──────── Record excerpts ────────

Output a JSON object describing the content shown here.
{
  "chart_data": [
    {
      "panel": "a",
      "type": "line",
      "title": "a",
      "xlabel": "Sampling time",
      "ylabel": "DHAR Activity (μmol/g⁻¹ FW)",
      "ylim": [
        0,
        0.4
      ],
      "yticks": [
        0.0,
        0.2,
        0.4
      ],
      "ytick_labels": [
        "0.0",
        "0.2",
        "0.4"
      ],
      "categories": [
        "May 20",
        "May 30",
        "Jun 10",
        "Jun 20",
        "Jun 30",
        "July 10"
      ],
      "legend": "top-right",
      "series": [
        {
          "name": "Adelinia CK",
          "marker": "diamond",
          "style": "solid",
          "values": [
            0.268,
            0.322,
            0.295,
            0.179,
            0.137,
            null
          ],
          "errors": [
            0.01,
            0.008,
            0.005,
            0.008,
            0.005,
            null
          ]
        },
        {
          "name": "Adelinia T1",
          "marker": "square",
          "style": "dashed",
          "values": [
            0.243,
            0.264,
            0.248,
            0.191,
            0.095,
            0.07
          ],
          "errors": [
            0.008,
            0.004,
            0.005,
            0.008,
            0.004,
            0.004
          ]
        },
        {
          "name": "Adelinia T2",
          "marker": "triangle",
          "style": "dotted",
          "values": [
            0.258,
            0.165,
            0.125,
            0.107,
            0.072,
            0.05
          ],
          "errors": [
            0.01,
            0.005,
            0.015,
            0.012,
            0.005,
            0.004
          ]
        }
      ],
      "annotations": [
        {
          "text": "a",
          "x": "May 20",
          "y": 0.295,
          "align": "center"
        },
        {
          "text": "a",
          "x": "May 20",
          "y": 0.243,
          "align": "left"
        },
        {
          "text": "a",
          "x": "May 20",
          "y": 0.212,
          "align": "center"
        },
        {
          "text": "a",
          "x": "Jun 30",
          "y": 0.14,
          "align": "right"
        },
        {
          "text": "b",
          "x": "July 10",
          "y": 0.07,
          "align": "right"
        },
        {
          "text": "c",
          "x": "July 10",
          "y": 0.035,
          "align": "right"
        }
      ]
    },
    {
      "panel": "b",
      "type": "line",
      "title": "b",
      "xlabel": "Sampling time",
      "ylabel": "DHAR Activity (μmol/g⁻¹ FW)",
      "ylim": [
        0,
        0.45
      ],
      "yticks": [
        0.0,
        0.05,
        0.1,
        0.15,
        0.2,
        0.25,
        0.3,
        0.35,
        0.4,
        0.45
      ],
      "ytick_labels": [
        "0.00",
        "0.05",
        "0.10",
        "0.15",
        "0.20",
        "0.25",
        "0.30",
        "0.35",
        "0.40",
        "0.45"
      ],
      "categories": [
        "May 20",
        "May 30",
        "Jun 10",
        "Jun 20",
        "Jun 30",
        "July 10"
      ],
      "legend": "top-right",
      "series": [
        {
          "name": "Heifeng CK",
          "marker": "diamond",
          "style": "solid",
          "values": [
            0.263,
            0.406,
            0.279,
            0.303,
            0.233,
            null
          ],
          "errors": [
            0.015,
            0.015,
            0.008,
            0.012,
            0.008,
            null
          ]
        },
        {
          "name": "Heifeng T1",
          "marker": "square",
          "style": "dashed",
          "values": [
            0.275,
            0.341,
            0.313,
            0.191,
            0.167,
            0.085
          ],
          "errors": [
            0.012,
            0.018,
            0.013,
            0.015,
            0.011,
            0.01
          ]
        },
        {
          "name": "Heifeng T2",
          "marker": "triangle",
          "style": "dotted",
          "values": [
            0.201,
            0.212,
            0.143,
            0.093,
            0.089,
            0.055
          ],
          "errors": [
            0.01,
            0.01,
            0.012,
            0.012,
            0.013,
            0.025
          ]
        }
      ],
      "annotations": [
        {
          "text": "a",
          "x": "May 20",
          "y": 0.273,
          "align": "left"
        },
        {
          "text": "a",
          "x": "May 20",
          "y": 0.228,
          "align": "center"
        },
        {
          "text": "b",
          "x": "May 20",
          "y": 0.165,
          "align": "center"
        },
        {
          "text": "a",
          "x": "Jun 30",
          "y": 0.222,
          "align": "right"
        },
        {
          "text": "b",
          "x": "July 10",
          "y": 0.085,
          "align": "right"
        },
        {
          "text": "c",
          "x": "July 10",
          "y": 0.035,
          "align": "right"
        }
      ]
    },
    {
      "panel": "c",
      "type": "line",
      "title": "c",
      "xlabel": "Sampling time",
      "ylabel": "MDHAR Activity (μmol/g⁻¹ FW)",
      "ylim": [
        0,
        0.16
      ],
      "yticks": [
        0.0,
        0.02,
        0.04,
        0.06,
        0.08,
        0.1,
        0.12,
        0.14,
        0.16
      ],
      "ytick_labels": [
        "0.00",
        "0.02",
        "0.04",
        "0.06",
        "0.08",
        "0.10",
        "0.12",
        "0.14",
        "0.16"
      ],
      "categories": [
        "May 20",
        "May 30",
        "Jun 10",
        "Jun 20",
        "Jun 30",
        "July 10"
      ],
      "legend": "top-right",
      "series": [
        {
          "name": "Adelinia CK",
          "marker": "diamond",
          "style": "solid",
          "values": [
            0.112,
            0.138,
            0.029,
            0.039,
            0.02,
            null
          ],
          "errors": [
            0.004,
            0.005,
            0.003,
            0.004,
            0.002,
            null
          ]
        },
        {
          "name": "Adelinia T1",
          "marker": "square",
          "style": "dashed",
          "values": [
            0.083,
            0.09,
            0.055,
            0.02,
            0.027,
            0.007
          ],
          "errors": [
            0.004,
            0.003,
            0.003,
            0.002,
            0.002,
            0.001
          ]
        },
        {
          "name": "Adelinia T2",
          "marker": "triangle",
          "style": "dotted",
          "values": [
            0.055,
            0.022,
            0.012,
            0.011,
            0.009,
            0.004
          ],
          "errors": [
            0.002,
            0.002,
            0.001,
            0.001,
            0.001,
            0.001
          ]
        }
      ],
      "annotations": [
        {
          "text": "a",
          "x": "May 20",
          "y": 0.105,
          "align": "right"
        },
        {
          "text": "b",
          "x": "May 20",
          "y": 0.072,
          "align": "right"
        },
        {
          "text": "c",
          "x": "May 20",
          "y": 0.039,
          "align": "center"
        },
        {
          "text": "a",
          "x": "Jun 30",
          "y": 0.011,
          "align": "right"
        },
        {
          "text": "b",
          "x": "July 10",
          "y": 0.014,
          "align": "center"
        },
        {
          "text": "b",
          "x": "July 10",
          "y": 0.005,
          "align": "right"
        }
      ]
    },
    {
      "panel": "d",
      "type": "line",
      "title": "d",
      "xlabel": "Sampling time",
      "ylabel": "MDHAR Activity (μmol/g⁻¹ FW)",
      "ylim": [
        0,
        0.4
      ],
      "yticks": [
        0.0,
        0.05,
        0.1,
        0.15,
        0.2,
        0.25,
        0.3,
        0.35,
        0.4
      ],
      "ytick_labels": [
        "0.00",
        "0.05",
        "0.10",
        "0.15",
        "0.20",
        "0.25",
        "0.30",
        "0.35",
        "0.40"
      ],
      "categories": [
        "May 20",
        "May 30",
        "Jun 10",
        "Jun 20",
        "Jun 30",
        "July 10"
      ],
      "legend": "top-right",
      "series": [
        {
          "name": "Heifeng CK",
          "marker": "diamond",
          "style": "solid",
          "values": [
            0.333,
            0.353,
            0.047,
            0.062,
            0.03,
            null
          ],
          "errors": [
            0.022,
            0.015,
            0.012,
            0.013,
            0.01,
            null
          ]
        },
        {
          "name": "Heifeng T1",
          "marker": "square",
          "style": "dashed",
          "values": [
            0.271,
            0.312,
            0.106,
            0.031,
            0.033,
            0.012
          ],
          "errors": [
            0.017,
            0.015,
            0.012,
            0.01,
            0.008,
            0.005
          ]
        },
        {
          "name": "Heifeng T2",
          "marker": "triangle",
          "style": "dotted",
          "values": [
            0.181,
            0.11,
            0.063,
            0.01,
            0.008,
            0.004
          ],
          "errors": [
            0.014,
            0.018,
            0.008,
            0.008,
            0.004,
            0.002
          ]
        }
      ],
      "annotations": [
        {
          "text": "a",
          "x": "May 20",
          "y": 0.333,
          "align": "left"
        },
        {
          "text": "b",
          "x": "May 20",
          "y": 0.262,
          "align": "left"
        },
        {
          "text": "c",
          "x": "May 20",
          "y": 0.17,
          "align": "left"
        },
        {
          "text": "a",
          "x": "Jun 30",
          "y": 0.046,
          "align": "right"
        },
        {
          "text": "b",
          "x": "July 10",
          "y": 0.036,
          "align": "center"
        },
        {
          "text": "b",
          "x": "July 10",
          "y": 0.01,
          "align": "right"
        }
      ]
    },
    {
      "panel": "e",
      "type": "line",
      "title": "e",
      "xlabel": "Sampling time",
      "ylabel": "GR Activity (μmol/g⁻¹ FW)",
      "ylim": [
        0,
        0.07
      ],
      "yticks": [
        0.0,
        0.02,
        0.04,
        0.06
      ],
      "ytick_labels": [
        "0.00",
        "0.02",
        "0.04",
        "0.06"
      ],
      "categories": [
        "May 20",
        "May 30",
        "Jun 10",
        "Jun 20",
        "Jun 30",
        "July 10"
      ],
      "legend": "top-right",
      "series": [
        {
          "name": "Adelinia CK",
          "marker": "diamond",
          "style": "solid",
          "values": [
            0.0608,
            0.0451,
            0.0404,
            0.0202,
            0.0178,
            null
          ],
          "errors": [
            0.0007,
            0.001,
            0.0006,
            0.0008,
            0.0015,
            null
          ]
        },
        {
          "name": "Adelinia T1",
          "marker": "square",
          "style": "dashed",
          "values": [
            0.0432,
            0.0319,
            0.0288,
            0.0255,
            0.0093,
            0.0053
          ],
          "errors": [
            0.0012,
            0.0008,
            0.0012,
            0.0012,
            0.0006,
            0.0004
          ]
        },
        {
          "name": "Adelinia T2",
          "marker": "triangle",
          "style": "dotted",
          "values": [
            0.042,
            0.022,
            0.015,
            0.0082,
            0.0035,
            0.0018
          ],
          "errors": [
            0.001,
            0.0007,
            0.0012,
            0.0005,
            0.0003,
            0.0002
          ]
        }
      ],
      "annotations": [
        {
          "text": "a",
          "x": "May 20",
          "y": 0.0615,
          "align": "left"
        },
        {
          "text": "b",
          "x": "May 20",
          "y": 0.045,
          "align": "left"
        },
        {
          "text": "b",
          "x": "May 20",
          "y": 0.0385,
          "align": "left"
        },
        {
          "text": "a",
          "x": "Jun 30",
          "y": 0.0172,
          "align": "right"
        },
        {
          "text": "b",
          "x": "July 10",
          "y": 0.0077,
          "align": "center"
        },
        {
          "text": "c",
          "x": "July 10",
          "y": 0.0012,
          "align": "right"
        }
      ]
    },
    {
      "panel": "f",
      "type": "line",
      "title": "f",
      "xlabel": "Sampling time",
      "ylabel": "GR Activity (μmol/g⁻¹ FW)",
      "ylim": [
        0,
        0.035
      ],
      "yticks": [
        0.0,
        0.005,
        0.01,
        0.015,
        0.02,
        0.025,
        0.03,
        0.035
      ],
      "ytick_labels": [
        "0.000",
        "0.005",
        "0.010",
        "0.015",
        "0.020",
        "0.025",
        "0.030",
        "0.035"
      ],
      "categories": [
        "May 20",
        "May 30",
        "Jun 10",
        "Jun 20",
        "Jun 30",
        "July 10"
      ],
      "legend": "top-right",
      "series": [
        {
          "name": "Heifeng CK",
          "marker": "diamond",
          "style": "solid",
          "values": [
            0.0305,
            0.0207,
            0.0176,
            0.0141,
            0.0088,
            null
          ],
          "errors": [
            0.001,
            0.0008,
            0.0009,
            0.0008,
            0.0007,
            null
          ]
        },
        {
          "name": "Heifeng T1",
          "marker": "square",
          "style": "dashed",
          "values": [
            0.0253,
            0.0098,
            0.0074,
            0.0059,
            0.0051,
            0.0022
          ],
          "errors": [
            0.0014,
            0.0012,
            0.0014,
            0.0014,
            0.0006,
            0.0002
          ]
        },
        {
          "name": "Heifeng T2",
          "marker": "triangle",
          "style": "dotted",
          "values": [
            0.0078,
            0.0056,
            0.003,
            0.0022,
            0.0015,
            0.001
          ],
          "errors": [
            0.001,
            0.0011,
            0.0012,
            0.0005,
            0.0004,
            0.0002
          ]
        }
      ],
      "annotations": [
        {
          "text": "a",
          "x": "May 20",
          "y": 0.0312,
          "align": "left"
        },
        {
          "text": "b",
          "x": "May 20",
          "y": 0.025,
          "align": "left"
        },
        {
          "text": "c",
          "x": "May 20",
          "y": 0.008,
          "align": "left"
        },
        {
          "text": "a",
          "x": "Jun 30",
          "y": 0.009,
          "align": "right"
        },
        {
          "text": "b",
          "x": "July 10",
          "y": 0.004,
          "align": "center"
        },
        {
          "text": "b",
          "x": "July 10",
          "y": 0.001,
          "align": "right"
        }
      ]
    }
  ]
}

────────

_Do this_
Lines that include the word "panel" — how many are there in the data? Answer with the number alone.

_Exercise result_
6